AIM OF THE EXERCISE →
Output the data that follows exactly, line for line.

※ ※ ※

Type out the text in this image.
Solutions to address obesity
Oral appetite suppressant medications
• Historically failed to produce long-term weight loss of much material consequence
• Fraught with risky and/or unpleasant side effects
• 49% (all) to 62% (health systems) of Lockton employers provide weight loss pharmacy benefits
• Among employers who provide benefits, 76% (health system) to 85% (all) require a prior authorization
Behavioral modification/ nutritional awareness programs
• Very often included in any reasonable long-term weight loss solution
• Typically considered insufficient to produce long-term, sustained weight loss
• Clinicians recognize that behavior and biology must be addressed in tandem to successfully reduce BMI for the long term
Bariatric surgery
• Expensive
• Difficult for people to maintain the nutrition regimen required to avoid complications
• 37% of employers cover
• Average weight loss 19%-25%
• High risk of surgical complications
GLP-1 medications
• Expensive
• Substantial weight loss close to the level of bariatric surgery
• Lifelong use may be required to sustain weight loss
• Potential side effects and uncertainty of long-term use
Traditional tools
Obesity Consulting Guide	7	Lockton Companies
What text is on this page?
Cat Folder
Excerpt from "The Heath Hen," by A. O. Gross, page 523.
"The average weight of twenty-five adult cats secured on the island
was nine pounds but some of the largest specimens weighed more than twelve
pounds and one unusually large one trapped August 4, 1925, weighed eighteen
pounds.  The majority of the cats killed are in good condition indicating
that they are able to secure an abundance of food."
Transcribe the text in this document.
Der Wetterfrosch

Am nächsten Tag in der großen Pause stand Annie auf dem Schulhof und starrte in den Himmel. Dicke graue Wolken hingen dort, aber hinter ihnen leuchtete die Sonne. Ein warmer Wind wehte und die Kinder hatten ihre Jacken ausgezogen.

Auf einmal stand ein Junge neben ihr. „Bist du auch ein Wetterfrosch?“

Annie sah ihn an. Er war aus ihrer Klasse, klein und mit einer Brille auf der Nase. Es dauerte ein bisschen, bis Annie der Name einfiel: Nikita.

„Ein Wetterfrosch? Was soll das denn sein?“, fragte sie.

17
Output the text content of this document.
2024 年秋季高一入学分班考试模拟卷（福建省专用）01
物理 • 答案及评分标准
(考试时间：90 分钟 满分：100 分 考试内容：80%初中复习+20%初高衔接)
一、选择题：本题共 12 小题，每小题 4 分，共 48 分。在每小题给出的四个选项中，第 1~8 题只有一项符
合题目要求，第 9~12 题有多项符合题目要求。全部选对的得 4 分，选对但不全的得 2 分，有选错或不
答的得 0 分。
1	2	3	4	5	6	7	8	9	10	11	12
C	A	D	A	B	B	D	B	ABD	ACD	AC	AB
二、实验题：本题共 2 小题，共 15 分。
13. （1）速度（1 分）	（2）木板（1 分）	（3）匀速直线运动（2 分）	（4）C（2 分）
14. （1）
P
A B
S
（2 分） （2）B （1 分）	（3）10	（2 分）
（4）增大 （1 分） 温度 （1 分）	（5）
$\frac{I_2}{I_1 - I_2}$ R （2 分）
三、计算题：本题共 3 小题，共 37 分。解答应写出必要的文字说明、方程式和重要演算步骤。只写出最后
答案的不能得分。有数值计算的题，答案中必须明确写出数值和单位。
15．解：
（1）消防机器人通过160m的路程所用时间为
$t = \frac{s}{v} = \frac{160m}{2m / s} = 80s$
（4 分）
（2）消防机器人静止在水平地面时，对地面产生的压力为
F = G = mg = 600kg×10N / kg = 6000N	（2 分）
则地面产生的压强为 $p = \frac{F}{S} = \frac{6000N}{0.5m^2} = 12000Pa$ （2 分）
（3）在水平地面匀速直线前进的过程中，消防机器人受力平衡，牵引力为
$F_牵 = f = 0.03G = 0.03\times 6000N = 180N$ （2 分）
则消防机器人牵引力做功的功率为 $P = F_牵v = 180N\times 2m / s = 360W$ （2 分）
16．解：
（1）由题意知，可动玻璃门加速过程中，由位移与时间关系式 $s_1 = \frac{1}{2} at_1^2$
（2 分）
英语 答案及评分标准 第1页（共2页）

※ ※ ※

WRITTEN SOLUTION →
Type out the text in this image.
Solutions to address obesity
Oral appetite suppressant medications
• Historically failed to produce long-term weight loss of much material consequence
• Fraught with risky and/or unpleasant side effects
• 49% (all) to 62% (health systems) of Lockton employers provide weight loss pharmacy benefits
• Among employers who provide benefits, 76% (health system) to 85% (all) require a prior authorization
Behavioral modification/ nutritional awareness programs
• Very often included in any reasonable long-term weight loss solution
• Typically considered insufficient to produce long-term, sustained weight loss
• Clinicians recognize that behavior and biology must be addressed in tandem to successfully reduce BMI for the long term
Bariatric surgery
• Expensive
• Difficult for people to maintain the nutrition regimen required to avoid complications
• 37% of employers cover
• Average weight loss 19%-25%
• High risk of surgical complications
GLP-1 medications
• Expensive
• Substantial weight loss close to the level of bariatric surgery
• Lifelong use may be required to sustain weight loss
• Potential side effects and uncertainty of long-term use
Traditional tools
Obesity Consulting Guide	7	Lockton Companies
What text is on this page?
Cat Folder
Excerpt from "The Heath Hen," by A. O. Gross, page 523.
"The average weight of twenty-five adult cats secured on the island
was nine pounds but some of the largest specimens weighed more than twelve
pounds and one unusually large one trapped August 4, 1925, weighed eighteen
pounds.  The majority of the cats killed are in good condition indicating
that they are able to secure an abundance of food."
Transcribe the text in this document.
Der Wetterfrosch

Am nächsten Tag in der großen Pause stand Annie auf dem Schulhof und starrte in den Himmel. Dicke graue Wolken hingen dort, aber hinter ihnen leuchtete die Sonne. Ein warmer Wind wehte und die Kinder hatten ihre Jacken ausgezogen.

Auf einmal stand ein Junge neben ihr. „Bist du auch ein Wetterfrosch?“

Annie sah ihn an. Er war aus ihrer Klasse, klein und mit einer Brille auf der Nase. Es dauerte ein bisschen, bis Annie der Name einfiel: Nikita.

„Ein Wetterfrosch? Was soll das denn sein?“, fragte sie.

17
Output the text content of this document.
2024 年秋季高一入学分班考试模拟卷（福建省专用）01
物理 • 答案及评分标准
(考试时间：90 分钟 满分：100 分 考试内容：80%初中复习+20%初高衔接)
一、选择题：本题共 12 小题，每小题 4 分，共 48 分。在每小题给出的四个选项中，第 1~8 题只有一项符
合题目要求，第 9~12 题有多项符合题目要求。全部选对的得 4 分，选对但不全的得 2 分，有选错或不
答的得 0 分。
1	2	3	4	5	6	7	8	9	10	11	12
C	A	D	A	B	B	D	B	ABD	ACD	AC	AB
二、实验题：本题共 2 小题，共 15 分。
13. （1）速度（1 分）	（2）木板（1 分）	（3）匀速直线运动（2 分）	（4）C（2 分）
14. （1）
P
A B
S
（2 分） （2）B （1 分）	（3）10	（2 分）
（4）增大 （1 分） 温度 （1 分）	（5）
$\frac{I_2}{I_1 - I_2}$ R （2 分）
三、计算题：本题共 3 小题，共 37 分。解答应写出必要的文字说明、方程式和重要演算步骤。只写出最后
答案的不能得分。有数值计算的题，答案中必须明确写出数值和单位。
15．解：
（1）消防机器人通过160m的路程所用时间为
$t = \frac{s}{v} = \frac{160m}{2m / s} = 80s$
（4 分）
（2）消防机器人静止在水平地面时，对地面产生的压力为
F = G = mg = 600kg×10N / kg = 6000N	（2 分）
则地面产生的压强为 $p = \frac{F}{S} = \frac{6000N}{0.5m^2} = 12000Pa$ （2 分）
（3）在水平地面匀速直线前进的过程中，消防机器人受力平衡，牵引力为
$F_牵 = f = 0.03G = 0.03\times 6000N = 180N$ （2 分）
则消防机器人牵引力做功的功率为 $P = F_牵v = 180N\times 2m / s = 360W$ （2 分）
16．解：
（1）由题意知，可动玻璃门加速过程中，由位移与时间关系式 $s_1 = \frac{1}{2} at_1^2$
（2 分）
英语 答案及评分标准 第1页（共2页）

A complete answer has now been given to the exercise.